■ Written instruction ■
Copy the data exactly; pictures stay out of the copy.

■ Supplied records ■
══════

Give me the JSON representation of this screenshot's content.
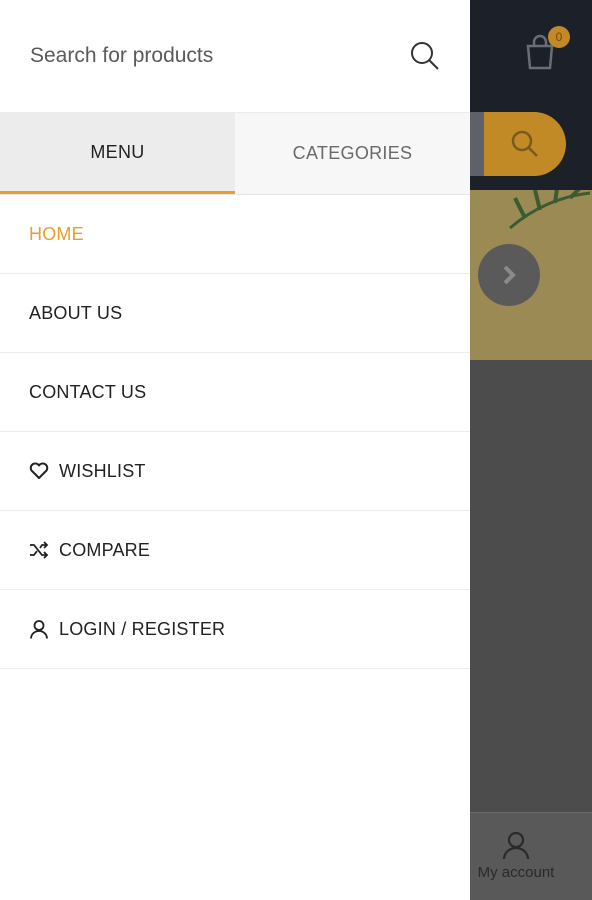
{
  "drawer": {
    "search": {
      "placeholder": "Search for products"
    },
    "tabs": [
      {
        "label": "MENU",
        "active": true
      },
      {
        "label": "CATEGORIES",
        "active": false
      }
    ],
    "items": [
      {
        "label": "HOME",
        "active": true,
        "icon": ""
      },
      {
        "label": "ABOUT US",
        "active": false,
        "icon": ""
      },
      {
        "label": "CONTACT US",
        "active": false,
        "icon": ""
      },
      {
        "label": "WISHLIST",
        "active": false,
        "icon": "heart-icon"
      },
      {
        "label": "COMPARE",
        "active": false,
        "icon": "shuffle-icon"
      },
      {
        "label": "LOGIN / REGISTER",
        "active": false,
        "icon": "user-icon"
      }
    ]
  },
  "background": {
    "cart_count": "0",
    "footer_account_label": "My account"
  },
  "colors": {
    "accent": "#e79e2b",
    "header": "#1b2029",
    "overlay": "#4c4c4c"
  }
}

══════

■ Finished task ■
Give me the JSON representation of this screenshot's content.
{
  "drawer": {
    "search": {
      "placeholder": "Search for products"
    },
    "tabs": [
      {
        "label": "MENU",
        "active": true
      },
      {
        "label": "CATEGORIES",
        "active": false
      }
    ],
    "items": [
      {
        "label": "HOME",
        "active": true,
        "icon": ""
      },
      {
        "label": "ABOUT US",
        "active": false,
        "icon": ""
      },
      {
        "label": "CONTACT US",
        "active": false,
        "icon": ""
      },
      {
        "label": "WISHLIST",
        "active": false,
        "icon": "heart-icon"
      },
      {
        "label": "COMPARE",
        "active": false,
        "icon": "shuffle-icon"
      },
      {
        "label": "LOGIN / REGISTER",
        "active": false,
        "icon": "user-icon"
      }
    ]
  },
  "background": {
    "cart_count": "0",
    "footer_account_label": "My account"
  },
  "colors": {
    "accent": "#e79e2b",
    "header": "#1b2029",
    "overlay": "#4c4c4c"
  }
}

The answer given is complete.